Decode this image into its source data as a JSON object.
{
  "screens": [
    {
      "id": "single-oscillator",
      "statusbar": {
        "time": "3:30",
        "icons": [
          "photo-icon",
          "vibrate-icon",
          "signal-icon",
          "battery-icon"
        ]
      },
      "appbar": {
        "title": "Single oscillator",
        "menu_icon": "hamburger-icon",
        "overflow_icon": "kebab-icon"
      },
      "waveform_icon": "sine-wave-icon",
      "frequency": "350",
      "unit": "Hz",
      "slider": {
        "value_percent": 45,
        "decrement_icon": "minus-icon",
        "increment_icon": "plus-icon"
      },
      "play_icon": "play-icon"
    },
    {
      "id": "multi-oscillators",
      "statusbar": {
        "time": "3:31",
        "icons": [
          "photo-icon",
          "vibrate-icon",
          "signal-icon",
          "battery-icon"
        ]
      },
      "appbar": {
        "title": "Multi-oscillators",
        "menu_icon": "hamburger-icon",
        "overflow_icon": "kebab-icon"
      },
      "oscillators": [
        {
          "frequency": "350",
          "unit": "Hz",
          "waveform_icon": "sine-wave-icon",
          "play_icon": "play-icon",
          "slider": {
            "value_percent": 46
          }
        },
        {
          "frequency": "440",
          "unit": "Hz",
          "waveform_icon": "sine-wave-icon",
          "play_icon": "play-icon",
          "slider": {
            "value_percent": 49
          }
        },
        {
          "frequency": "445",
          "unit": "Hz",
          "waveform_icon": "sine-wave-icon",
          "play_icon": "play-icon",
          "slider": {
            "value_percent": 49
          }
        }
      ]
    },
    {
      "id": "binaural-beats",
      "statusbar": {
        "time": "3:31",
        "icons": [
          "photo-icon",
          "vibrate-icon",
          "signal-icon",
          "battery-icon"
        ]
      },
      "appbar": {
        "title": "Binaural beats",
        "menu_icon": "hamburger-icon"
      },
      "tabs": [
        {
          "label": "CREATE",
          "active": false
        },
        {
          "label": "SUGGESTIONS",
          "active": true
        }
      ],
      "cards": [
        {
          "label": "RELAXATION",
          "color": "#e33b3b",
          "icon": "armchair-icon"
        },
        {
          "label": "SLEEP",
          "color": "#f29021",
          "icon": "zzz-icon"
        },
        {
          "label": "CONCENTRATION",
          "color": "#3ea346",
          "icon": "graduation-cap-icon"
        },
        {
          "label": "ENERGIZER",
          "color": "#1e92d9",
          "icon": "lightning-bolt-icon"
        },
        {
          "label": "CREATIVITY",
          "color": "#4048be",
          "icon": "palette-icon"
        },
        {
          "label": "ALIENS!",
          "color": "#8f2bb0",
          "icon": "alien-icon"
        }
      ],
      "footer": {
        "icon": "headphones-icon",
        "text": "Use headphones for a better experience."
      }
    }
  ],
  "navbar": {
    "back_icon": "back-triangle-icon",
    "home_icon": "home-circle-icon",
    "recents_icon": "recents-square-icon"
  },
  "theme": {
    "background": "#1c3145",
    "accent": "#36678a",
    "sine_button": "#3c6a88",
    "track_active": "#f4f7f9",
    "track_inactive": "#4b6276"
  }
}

+ + +

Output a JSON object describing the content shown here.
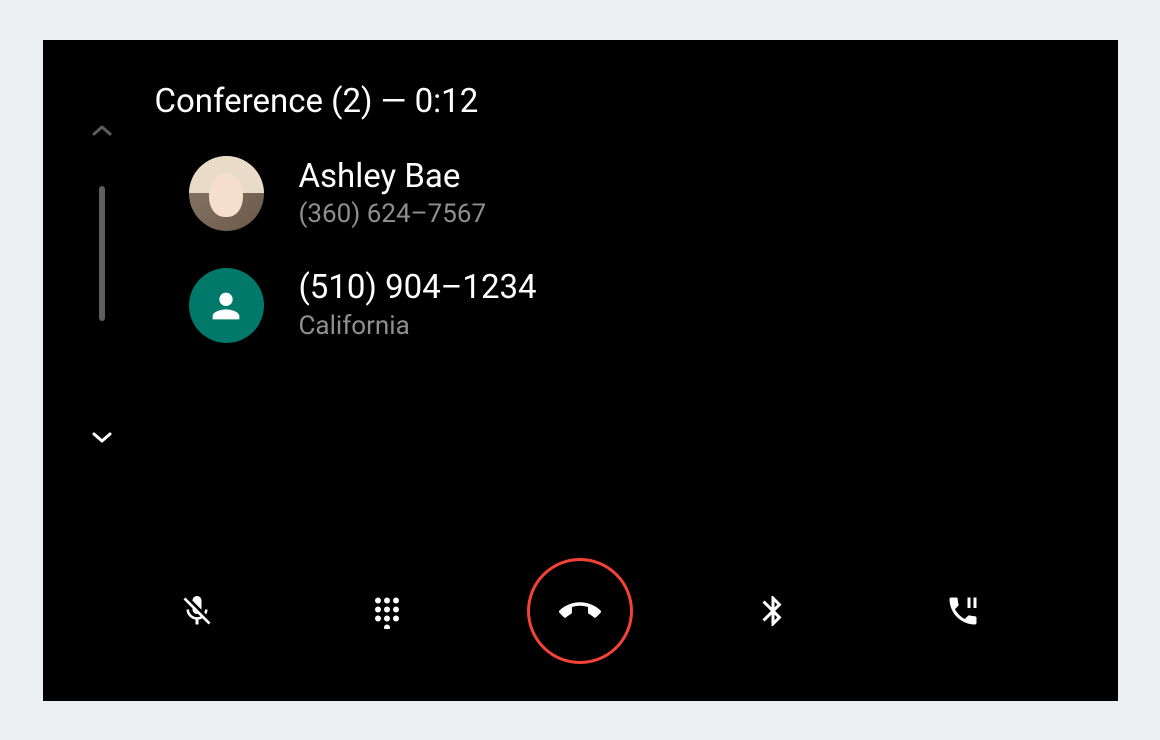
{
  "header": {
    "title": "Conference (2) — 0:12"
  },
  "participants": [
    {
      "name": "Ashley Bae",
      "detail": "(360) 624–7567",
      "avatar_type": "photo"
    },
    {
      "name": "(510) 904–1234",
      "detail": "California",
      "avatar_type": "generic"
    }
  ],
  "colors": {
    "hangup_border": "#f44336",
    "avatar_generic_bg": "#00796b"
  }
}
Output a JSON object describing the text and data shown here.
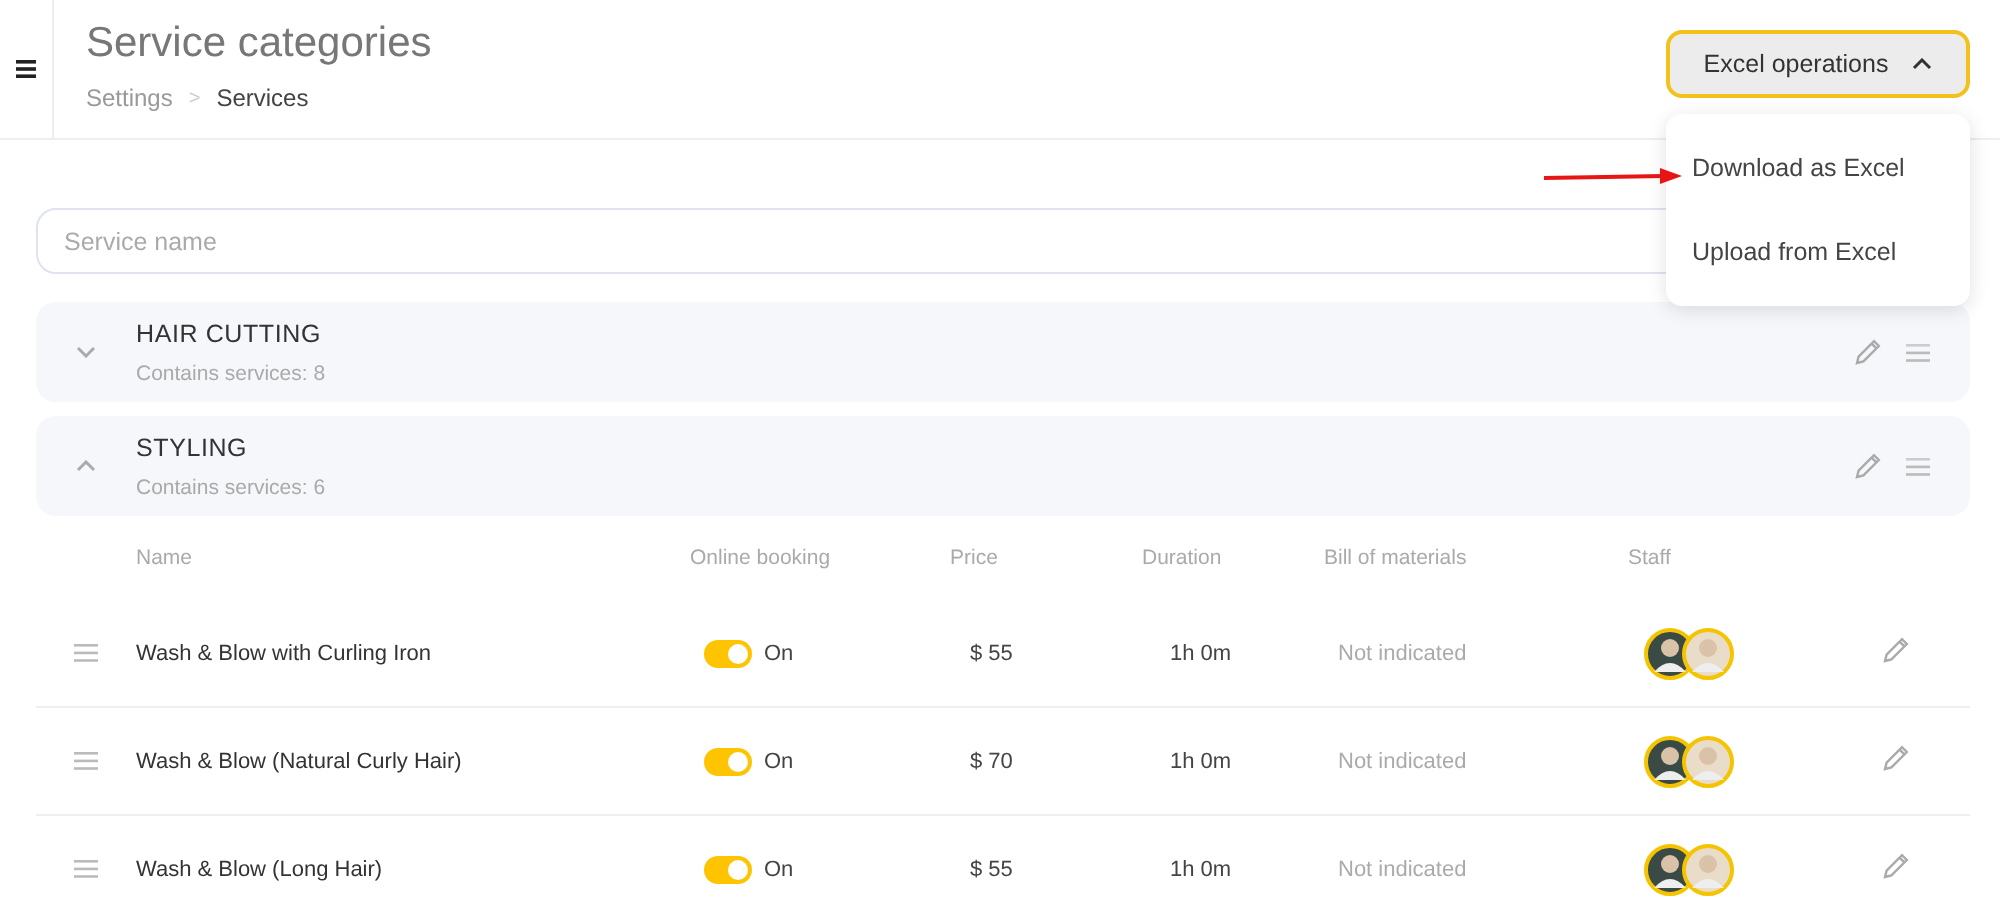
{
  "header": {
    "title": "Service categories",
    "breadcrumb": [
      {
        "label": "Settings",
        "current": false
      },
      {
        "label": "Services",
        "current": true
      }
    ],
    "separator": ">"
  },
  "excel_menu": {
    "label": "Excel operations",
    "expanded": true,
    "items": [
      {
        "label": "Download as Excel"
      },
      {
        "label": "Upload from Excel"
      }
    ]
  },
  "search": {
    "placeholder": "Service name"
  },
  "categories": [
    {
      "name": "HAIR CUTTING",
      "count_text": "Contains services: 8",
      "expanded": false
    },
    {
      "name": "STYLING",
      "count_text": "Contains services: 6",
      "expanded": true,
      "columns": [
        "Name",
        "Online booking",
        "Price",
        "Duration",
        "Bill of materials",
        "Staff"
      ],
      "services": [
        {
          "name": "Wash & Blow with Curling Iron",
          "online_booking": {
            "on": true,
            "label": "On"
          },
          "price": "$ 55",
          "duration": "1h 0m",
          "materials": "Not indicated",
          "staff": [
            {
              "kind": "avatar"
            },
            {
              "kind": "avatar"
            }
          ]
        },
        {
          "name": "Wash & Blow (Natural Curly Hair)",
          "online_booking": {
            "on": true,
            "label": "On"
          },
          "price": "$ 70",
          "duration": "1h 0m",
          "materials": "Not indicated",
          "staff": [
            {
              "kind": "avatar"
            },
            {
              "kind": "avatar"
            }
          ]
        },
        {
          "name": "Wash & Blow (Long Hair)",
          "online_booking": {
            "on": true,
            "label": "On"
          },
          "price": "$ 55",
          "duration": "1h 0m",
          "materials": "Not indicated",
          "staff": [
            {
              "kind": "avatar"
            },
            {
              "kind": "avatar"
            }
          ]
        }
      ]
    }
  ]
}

+ + +

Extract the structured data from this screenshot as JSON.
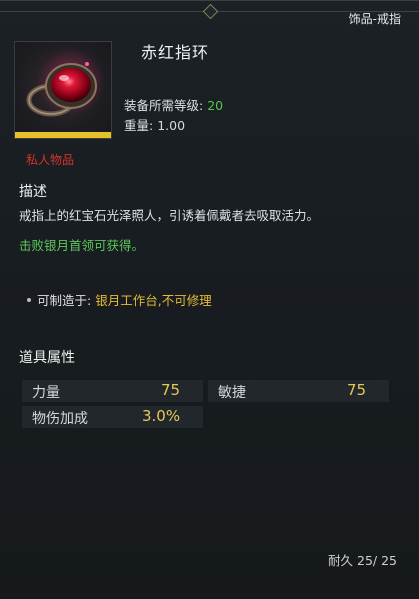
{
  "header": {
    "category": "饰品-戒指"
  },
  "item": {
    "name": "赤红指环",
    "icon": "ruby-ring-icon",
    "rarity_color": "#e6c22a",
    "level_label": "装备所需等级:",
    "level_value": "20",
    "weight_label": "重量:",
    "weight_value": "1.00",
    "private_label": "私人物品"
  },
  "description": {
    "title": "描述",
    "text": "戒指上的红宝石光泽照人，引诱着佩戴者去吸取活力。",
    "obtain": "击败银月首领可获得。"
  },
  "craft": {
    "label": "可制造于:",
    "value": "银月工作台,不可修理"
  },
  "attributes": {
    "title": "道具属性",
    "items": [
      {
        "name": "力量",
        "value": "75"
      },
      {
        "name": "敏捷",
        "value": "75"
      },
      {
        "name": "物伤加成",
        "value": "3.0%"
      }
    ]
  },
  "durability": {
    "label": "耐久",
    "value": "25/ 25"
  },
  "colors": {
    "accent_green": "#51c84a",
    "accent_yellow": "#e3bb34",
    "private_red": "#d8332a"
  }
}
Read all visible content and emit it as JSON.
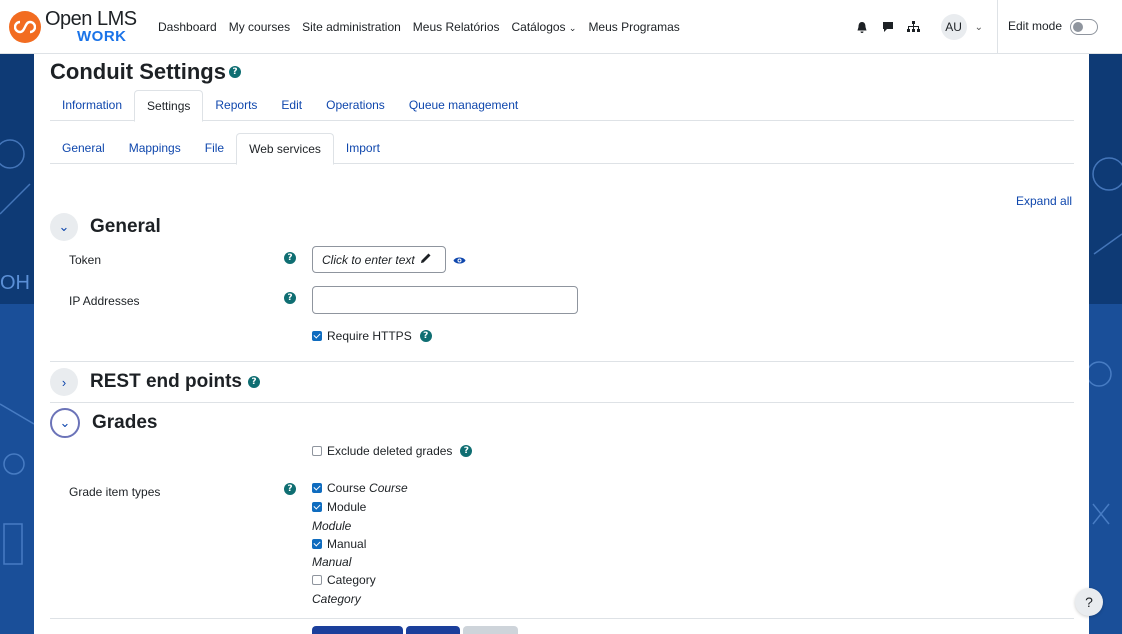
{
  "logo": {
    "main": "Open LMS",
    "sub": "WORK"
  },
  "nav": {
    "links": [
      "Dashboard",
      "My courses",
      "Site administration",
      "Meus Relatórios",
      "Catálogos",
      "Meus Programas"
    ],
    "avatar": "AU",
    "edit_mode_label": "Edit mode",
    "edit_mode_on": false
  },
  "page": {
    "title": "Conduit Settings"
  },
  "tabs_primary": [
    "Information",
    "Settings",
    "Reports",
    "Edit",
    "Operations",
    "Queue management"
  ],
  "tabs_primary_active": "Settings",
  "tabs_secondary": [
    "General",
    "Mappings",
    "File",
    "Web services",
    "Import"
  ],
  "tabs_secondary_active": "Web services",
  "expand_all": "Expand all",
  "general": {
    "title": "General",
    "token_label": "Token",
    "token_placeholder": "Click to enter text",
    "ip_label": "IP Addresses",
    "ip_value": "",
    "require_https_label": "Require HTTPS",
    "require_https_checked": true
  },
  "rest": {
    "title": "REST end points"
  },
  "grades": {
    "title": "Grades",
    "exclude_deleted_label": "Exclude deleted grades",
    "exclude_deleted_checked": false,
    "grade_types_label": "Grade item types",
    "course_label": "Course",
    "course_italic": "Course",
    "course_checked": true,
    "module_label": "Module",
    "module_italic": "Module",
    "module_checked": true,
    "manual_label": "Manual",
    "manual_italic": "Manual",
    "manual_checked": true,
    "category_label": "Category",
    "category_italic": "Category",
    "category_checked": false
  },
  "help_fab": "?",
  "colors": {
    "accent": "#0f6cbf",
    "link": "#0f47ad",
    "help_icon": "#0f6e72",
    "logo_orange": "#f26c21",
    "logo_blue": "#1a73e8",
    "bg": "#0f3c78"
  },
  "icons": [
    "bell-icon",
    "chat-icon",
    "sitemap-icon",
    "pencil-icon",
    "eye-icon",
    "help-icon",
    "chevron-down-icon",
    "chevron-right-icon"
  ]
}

+ + +

#### [TASK PROMPT]
Say how many lines in the records contain the string "Contains", and say nothing else.

#### [SOLUTION TO THE EXERCISE]
2